TASK STATEMENT = Below are some entries. Copy each line that holds the string "JSON".

Figure record extracts:
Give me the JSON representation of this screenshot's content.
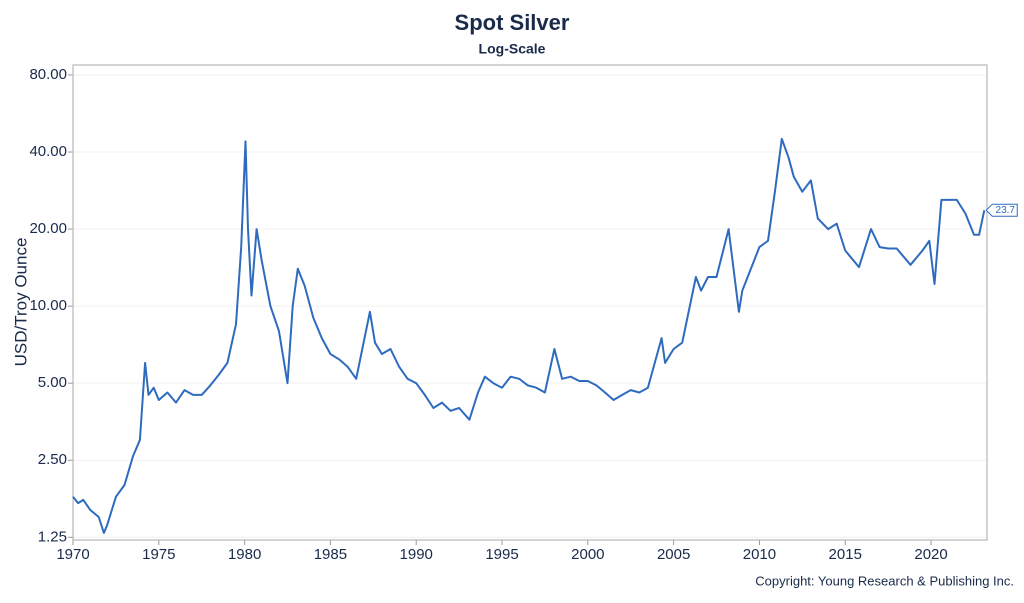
{
  "chart_data": {
    "type": "line",
    "title": "Spot Silver",
    "subtitle": "Log-Scale",
    "y_label": "USD/Troy Ounce",
    "copyright": "Copyright: Young Research & Publishing Inc.",
    "log_y": true,
    "grid": true,
    "xlim": [
      1970,
      2023.26
    ],
    "xticks": [
      1970,
      1975,
      1980,
      1985,
      1990,
      1995,
      2000,
      2005,
      2010,
      2015,
      2020
    ],
    "ylim": [
      1.22,
      87.5
    ],
    "yticks": [
      {
        "value": 1.25,
        "label": "1.25"
      },
      {
        "value": 2.5,
        "label": "2.50"
      },
      {
        "value": 5,
        "label": "5.00"
      },
      {
        "value": 10,
        "label": "10.00"
      },
      {
        "value": 20,
        "label": "20.00"
      },
      {
        "value": 40,
        "label": "40.00"
      },
      {
        "value": 80,
        "label": "80.00"
      }
    ],
    "x": [
      1970,
      1970.3,
      1970.6,
      1971,
      1971.5,
      1971.8,
      1972,
      1972.5,
      1973,
      1973.5,
      1973.9,
      1974.2,
      1974.4,
      1974.7,
      1975,
      1975.5,
      1976,
      1976.5,
      1977,
      1977.5,
      1978,
      1978.5,
      1979,
      1979.5,
      1979.8,
      1980.05,
      1980.2,
      1980.4,
      1980.7,
      1981,
      1981.5,
      1982,
      1982.5,
      1982.8,
      1983.1,
      1983.5,
      1984,
      1984.5,
      1985,
      1985.5,
      1986,
      1986.5,
      1987.3,
      1987.6,
      1988,
      1988.5,
      1989,
      1989.5,
      1990,
      1990.5,
      1991,
      1991.5,
      1992,
      1992.5,
      1993.1,
      1993.6,
      1994,
      1994.5,
      1995,
      1995.5,
      1996,
      1996.5,
      1997,
      1997.5,
      1998.05,
      1998.5,
      1999,
      1999.5,
      2000,
      2000.5,
      2001,
      2001.5,
      2002,
      2002.5,
      2003,
      2003.5,
      2004.3,
      2004.5,
      2005,
      2005.5,
      2006.3,
      2006.6,
      2007,
      2007.5,
      2008.2,
      2008.8,
      2009,
      2009.5,
      2010,
      2010.5,
      2010.9,
      2011.3,
      2011.7,
      2012,
      2012.5,
      2013,
      2013.4,
      2014,
      2014.5,
      2015,
      2015.8,
      2016.5,
      2017,
      2017.5,
      2018,
      2018.8,
      2019.5,
      2019.9,
      2020.2,
      2020.6,
      2021,
      2021.5,
      2022,
      2022.5,
      2022.8,
      2023.1
    ],
    "series": [
      {
        "name": "Spot Silver",
        "color": "#2e6bbf",
        "values": [
          1.8,
          1.7,
          1.75,
          1.6,
          1.5,
          1.3,
          1.4,
          1.8,
          2.0,
          2.6,
          3.0,
          6.0,
          4.5,
          4.8,
          4.3,
          4.6,
          4.2,
          4.7,
          4.5,
          4.5,
          4.9,
          5.4,
          6.0,
          8.5,
          17,
          44,
          20,
          11,
          20,
          15,
          10,
          8,
          5.0,
          10,
          14,
          12,
          9,
          7.5,
          6.5,
          6.2,
          5.8,
          5.2,
          9.5,
          7.2,
          6.5,
          6.8,
          5.8,
          5.2,
          5.0,
          4.5,
          4.0,
          4.2,
          3.9,
          4.0,
          3.6,
          4.6,
          5.3,
          5.0,
          4.8,
          5.3,
          5.2,
          4.9,
          4.8,
          4.6,
          6.8,
          5.2,
          5.3,
          5.1,
          5.1,
          4.9,
          4.6,
          4.3,
          4.5,
          4.7,
          4.6,
          4.8,
          7.5,
          6.0,
          6.8,
          7.2,
          13,
          11.5,
          13,
          13,
          20,
          9.5,
          11.5,
          14,
          17,
          18,
          28,
          45,
          38,
          32,
          28,
          31,
          22,
          20,
          21,
          16.5,
          14.2,
          20,
          17,
          16.8,
          16.8,
          14.5,
          16.5,
          18,
          12.2,
          26,
          26,
          26,
          23,
          19,
          19,
          23.7
        ]
      }
    ]
  }
}
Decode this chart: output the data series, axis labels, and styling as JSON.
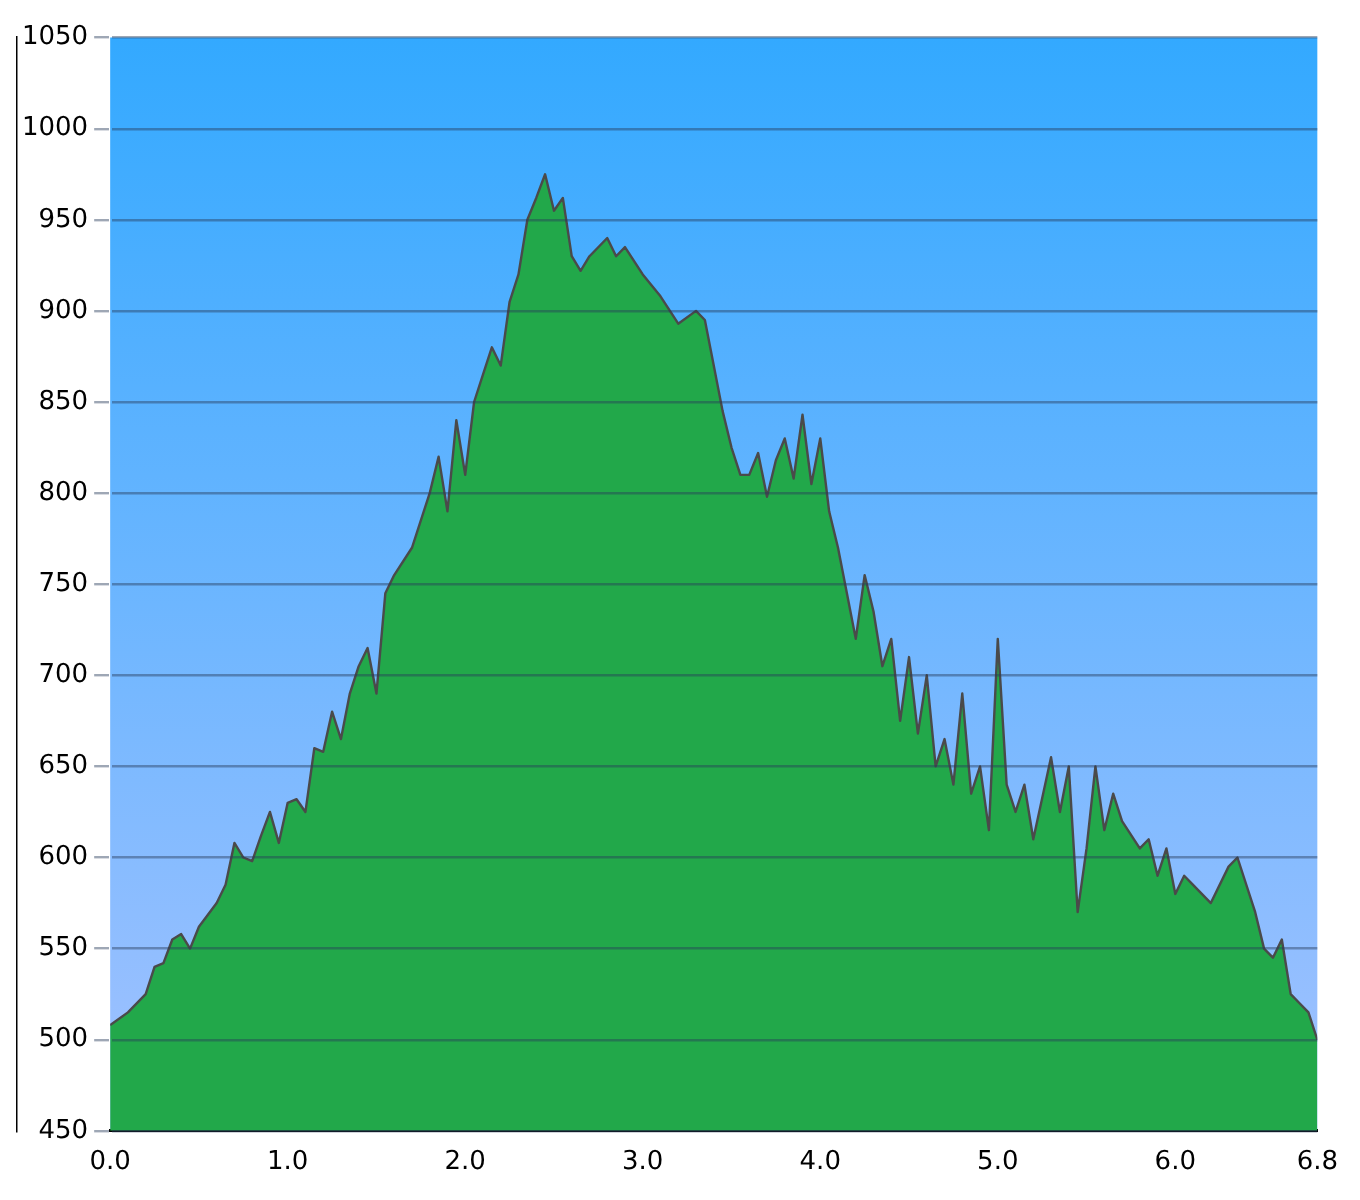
{
  "chart_data": {
    "type": "area",
    "x": [
      0,
      0.1,
      0.2,
      0.25,
      0.3,
      0.35,
      0.4,
      0.45,
      0.5,
      0.6,
      0.65,
      0.7,
      0.75,
      0.8,
      0.85,
      0.9,
      0.95,
      1.0,
      1.05,
      1.1,
      1.15,
      1.2,
      1.25,
      1.3,
      1.35,
      1.4,
      1.45,
      1.5,
      1.55,
      1.6,
      1.7,
      1.8,
      1.85,
      1.9,
      1.95,
      2.0,
      2.05,
      2.1,
      2.15,
      2.2,
      2.25,
      2.3,
      2.35,
      2.4,
      2.45,
      2.5,
      2.55,
      2.6,
      2.65,
      2.7,
      2.8,
      2.85,
      2.9,
      3.0,
      3.1,
      3.2,
      3.3,
      3.35,
      3.4,
      3.45,
      3.5,
      3.55,
      3.6,
      3.65,
      3.7,
      3.75,
      3.8,
      3.85,
      3.9,
      3.95,
      4.0,
      4.05,
      4.1,
      4.15,
      4.2,
      4.25,
      4.3,
      4.35,
      4.4,
      4.45,
      4.5,
      4.55,
      4.6,
      4.65,
      4.7,
      4.75,
      4.8,
      4.85,
      4.9,
      4.95,
      5.0,
      5.05,
      5.1,
      5.15,
      5.2,
      5.3,
      5.35,
      5.4,
      5.45,
      5.5,
      5.55,
      5.6,
      5.65,
      5.7,
      5.8,
      5.85,
      5.9,
      5.95,
      6.0,
      6.05,
      6.1,
      6.2,
      6.3,
      6.35,
      6.45,
      6.5,
      6.55,
      6.6,
      6.65,
      6.7,
      6.75,
      6.8
    ],
    "series": [
      {
        "color": "#22a84a",
        "values": [
          508,
          515,
          525,
          540,
          542,
          555,
          558,
          550,
          562,
          575,
          585,
          608,
          600,
          598,
          612,
          625,
          608,
          630,
          632,
          625,
          660,
          658,
          680,
          665,
          690,
          705,
          715,
          690,
          745,
          755,
          770,
          800,
          820,
          790,
          840,
          810,
          850,
          865,
          880,
          870,
          905,
          920,
          950,
          962,
          975,
          955,
          962,
          930,
          922,
          930,
          940,
          930,
          935,
          920,
          908,
          893,
          900,
          895,
          870,
          845,
          825,
          810,
          810,
          822,
          798,
          818,
          830,
          808,
          843,
          805,
          830,
          790,
          770,
          745,
          720,
          755,
          735,
          705,
          720,
          675,
          710,
          668,
          700,
          650,
          665,
          640,
          690,
          635,
          650,
          615,
          720,
          640,
          625,
          640,
          610,
          655,
          625,
          650,
          570,
          605,
          650,
          615,
          635,
          620,
          605,
          610,
          590,
          605,
          580,
          590,
          585,
          575,
          595,
          600,
          570,
          550,
          545,
          555,
          525,
          520,
          515,
          500
        ]
      }
    ],
    "xlim": [
      0,
      6.8
    ],
    "xticks": [
      {
        "value": 0,
        "label": "0.0"
      },
      {
        "value": 1,
        "label": "1.0"
      },
      {
        "value": 2,
        "label": "2.0"
      },
      {
        "value": 3,
        "label": "3.0"
      },
      {
        "value": 4,
        "label": "4.0"
      },
      {
        "value": 5,
        "label": "5.0"
      },
      {
        "value": 6,
        "label": "6.0"
      },
      {
        "value": 6.8,
        "label": "6.8"
      }
    ],
    "ylim": [
      450,
      1050
    ],
    "yticks": [
      450,
      500,
      550,
      600,
      650,
      700,
      750,
      800,
      850,
      900,
      950,
      1000,
      1050
    ],
    "grid": "y"
  }
}
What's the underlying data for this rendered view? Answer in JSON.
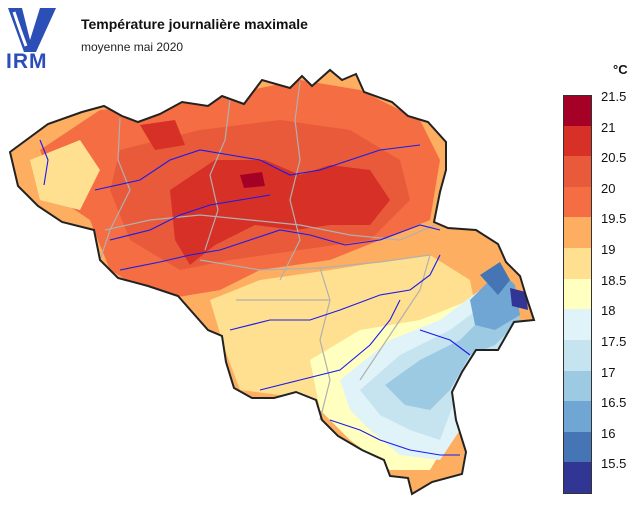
{
  "header": {
    "logo_text": "IRM",
    "title": "Température journalière maximale",
    "subtitle": "moyenne mai 2020"
  },
  "legend": {
    "unit": "°C",
    "levels": [
      {
        "label": "21.5",
        "color": "#a50026"
      },
      {
        "label": "21",
        "color": "#d73027"
      },
      {
        "label": "20.5",
        "color": "#e85a3a"
      },
      {
        "label": "20",
        "color": "#f46d43"
      },
      {
        "label": "19.5",
        "color": "#fdae61"
      },
      {
        "label": "19",
        "color": "#fee090"
      },
      {
        "label": "18.5",
        "color": "#ffffbf"
      },
      {
        "label": "18",
        "color": "#e0f3f8"
      },
      {
        "label": "17.5",
        "color": "#c6e4f0"
      },
      {
        "label": "17",
        "color": "#9ccae3"
      },
      {
        "label": "16.5",
        "color": "#6fa6d3"
      },
      {
        "label": "16",
        "color": "#4575b4"
      },
      {
        "label": "15.5",
        "color": "#313695"
      }
    ]
  },
  "map": {
    "border_color": "#222222",
    "province_color": "#b0b0b0",
    "river_color": "#1a1aee"
  }
}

OUTPUT FOR THIS EXERCISE =
Give me the JSON representation of this screenshot's content.
Decode this chart: output the data series, axis labels, and styling as JSON.
What's the underlying data for this rendered view? Answer in JSON.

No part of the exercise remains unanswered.